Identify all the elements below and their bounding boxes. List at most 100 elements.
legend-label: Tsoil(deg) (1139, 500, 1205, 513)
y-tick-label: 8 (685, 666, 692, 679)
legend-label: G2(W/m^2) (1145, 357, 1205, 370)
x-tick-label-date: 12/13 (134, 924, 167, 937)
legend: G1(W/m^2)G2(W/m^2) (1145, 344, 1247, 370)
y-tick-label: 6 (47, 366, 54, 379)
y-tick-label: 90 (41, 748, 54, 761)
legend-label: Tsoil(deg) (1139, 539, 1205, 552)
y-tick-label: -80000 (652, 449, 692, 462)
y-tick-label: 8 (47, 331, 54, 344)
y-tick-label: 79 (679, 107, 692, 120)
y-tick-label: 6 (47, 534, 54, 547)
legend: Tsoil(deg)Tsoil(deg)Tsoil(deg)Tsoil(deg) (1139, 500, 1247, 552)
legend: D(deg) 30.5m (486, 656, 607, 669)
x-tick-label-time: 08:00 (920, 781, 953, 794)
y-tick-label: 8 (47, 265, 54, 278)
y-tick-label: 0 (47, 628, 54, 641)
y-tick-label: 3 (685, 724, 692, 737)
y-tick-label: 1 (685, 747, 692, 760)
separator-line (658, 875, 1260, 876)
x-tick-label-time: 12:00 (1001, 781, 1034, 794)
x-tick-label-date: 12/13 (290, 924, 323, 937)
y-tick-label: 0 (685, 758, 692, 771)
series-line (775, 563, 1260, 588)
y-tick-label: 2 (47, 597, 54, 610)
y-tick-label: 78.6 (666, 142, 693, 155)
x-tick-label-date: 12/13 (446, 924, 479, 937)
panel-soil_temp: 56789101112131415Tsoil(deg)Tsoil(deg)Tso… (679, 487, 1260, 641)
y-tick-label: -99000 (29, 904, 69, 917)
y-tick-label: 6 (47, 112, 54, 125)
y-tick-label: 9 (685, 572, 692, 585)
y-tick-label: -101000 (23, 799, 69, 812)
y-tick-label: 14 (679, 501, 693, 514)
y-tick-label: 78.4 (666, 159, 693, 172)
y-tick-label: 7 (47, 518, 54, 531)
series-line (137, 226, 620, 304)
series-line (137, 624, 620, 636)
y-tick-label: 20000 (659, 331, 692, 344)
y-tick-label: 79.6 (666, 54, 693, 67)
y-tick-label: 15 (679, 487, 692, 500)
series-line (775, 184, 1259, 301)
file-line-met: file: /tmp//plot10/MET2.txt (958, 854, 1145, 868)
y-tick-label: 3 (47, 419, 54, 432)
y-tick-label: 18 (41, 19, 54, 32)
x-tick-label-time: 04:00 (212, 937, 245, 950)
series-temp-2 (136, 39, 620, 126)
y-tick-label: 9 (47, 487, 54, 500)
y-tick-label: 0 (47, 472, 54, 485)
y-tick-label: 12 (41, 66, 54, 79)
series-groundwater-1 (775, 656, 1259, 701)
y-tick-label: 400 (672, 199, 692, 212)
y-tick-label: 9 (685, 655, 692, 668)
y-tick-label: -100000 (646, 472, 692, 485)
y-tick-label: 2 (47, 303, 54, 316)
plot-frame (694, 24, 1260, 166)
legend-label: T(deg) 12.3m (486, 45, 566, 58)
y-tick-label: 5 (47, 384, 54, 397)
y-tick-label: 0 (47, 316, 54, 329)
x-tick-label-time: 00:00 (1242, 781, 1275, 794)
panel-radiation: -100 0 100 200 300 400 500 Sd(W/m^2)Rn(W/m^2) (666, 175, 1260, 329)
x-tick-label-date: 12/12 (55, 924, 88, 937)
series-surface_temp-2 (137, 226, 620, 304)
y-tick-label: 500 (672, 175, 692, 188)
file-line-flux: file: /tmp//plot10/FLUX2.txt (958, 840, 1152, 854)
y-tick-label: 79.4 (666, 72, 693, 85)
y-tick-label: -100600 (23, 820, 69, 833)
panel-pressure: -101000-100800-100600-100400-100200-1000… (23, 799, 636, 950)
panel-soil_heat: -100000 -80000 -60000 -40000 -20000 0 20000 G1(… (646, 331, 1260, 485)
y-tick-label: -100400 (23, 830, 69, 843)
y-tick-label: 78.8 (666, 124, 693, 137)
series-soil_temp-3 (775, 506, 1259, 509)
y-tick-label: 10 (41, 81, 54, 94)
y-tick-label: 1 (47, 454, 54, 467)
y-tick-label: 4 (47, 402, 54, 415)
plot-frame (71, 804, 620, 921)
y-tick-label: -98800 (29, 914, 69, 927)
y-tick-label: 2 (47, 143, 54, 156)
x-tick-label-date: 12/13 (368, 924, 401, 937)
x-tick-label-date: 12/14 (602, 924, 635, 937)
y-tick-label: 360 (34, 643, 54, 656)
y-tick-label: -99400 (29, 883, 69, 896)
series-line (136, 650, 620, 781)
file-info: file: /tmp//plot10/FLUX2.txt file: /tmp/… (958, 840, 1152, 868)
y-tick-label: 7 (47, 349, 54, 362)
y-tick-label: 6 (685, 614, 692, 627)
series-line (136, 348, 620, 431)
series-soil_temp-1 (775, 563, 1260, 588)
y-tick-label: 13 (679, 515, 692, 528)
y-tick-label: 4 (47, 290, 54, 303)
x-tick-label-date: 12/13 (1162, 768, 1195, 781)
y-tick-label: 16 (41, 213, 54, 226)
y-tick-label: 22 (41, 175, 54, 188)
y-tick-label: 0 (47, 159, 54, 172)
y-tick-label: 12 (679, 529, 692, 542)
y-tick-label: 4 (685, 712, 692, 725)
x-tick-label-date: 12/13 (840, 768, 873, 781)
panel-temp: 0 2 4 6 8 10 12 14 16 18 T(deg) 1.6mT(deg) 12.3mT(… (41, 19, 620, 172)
★ ★ ★ ★ ★
_Required work_:
Reproduce every one of the rows above verbatim, keeping each line's wording, numbers, and order unchanged.

_Result for this exercise_:
Identify all the elements below and their bounding boxes. List at most 100 elements.
legend-label: Tsoil(deg) (1139, 500, 1205, 513)
y-tick-label: 8 (685, 666, 692, 679)
legend-label: G2(W/m^2) (1145, 357, 1205, 370)
x-tick-label-date: 12/13 (134, 924, 167, 937)
legend: G1(W/m^2)G2(W/m^2) (1145, 344, 1247, 370)
y-tick-label: 6 (47, 366, 54, 379)
y-tick-label: 90 (41, 748, 54, 761)
legend-label: Tsoil(deg) (1139, 539, 1205, 552)
y-tick-label: -80000 (652, 449, 692, 462)
y-tick-label: 8 (47, 331, 54, 344)
y-tick-label: 79 (679, 107, 692, 120)
y-tick-label: 6 (47, 534, 54, 547)
legend: Tsoil(deg)Tsoil(deg)Tsoil(deg)Tsoil(deg) (1139, 500, 1247, 552)
legend: D(deg) 30.5m (486, 656, 607, 669)
x-tick-label-time: 08:00 (920, 781, 953, 794)
y-tick-label: 8 (47, 265, 54, 278)
y-tick-label: 0 (47, 628, 54, 641)
y-tick-label: 3 (685, 724, 692, 737)
y-tick-label: 1 (685, 747, 692, 760)
separator-line (658, 875, 1260, 876)
x-tick-label-time: 12:00 (1001, 781, 1034, 794)
x-tick-label-date: 12/13 (290, 924, 323, 937)
y-tick-label: 0 (685, 758, 692, 771)
series-line (775, 563, 1260, 588)
y-tick-label: 2 (47, 597, 54, 610)
y-tick-label: 78.6 (666, 142, 693, 155)
x-tick-label-date: 12/13 (446, 924, 479, 937)
panel-soil_temp: 56789101112131415Tsoil(deg)Tsoil(deg)Tso… (679, 487, 1260, 641)
y-tick-label: -99000 (29, 904, 69, 917)
y-tick-label: 6 (47, 112, 54, 125)
y-tick-label: 9 (685, 572, 692, 585)
y-tick-label: -101000 (23, 799, 69, 812)
y-tick-label: 14 (679, 501, 693, 514)
y-tick-label: 78.4 (666, 159, 693, 172)
y-tick-label: 7 (47, 518, 54, 531)
series-line (137, 226, 620, 304)
series-line (137, 624, 620, 636)
y-tick-label: 20000 (659, 331, 692, 344)
y-tick-label: 79.6 (666, 54, 693, 67)
y-tick-label: 15 (679, 487, 692, 500)
series-line (775, 184, 1259, 301)
file-line-met: file: /tmp//plot10/MET2.txt (958, 854, 1145, 868)
y-tick-label: 3 (47, 419, 54, 432)
y-tick-label: 18 (41, 19, 54, 32)
x-tick-label-time: 04:00 (212, 937, 245, 950)
series-temp-2 (136, 39, 620, 126)
y-tick-label: 9 (47, 487, 54, 500)
y-tick-label: 0 (47, 472, 54, 485)
y-tick-label: 12 (41, 66, 54, 79)
series-groundwater-1 (775, 656, 1259, 701)
y-tick-label: 400 (672, 199, 692, 212)
y-tick-label: 9 (685, 655, 692, 668)
y-tick-label: -100000 (646, 472, 692, 485)
y-tick-label: 2 (47, 303, 54, 316)
plot-frame (694, 24, 1260, 166)
legend-label: T(deg) 12.3m (486, 45, 566, 58)
y-tick-label: 5 (47, 384, 54, 397)
y-tick-label: 0 (47, 316, 54, 329)
x-tick-label-time: 00:00 (1242, 781, 1275, 794)
panel-radiation: -100 0 100 200 300 400 500 Sd(W/m^2)Rn(W/m^2) (666, 175, 1260, 329)
x-tick-label-date: 12/12 (55, 924, 88, 937)
series-surface_temp-2 (137, 226, 620, 304)
y-tick-label: 500 (672, 175, 692, 188)
file-line-flux: file: /tmp//plot10/FLUX2.txt (958, 840, 1152, 854)
y-tick-label: 79.4 (666, 72, 693, 85)
y-tick-label: -100600 (23, 820, 69, 833)
panel-pressure: -101000-100800-100600-100400-100200-1000… (23, 799, 636, 950)
panel-soil_heat: -100000 -80000 -60000 -40000 -20000 0 20000 G1(… (646, 331, 1260, 485)
y-tick-label: -100400 (23, 830, 69, 843)
y-tick-label: 78.8 (666, 124, 693, 137)
series-soil_temp-3 (775, 506, 1259, 509)
y-tick-label: 10 (41, 81, 54, 94)
y-tick-label: 1 (47, 454, 54, 467)
y-tick-label: 4 (47, 402, 54, 415)
plot-frame (71, 804, 620, 921)
y-tick-label: -98800 (29, 914, 69, 927)
y-tick-label: 2 (47, 143, 54, 156)
x-tick-label-date: 12/13 (368, 924, 401, 937)
x-tick-label-date: 12/14 (602, 924, 635, 937)
y-tick-label: 360 (34, 643, 54, 656)
y-tick-label: -99400 (29, 883, 69, 896)
series-line (136, 650, 620, 781)
file-info: file: /tmp//plot10/FLUX2.txt file: /tmp/… (958, 840, 1152, 868)
y-tick-label: 7 (47, 349, 54, 362)
y-tick-label: 6 (685, 614, 692, 627)
series-line (136, 348, 620, 431)
series-soil_temp-1 (775, 563, 1260, 588)
y-tick-label: 13 (679, 515, 692, 528)
y-tick-label: 4 (47, 290, 54, 303)
x-tick-label-date: 12/13 (1162, 768, 1195, 781)
y-tick-label: 16 (41, 213, 54, 226)
y-tick-label: 22 (41, 175, 54, 188)
y-tick-label: 0 (47, 159, 54, 172)
y-tick-label: 12 (679, 529, 692, 542)
y-tick-label: 4 (685, 712, 692, 725)
x-tick-label-date: 12/13 (840, 768, 873, 781)
panel-temp: 0 2 4 6 8 10 12 14 16 18 T(deg) 1.6mT(deg) 12.3mT(… (41, 19, 620, 172)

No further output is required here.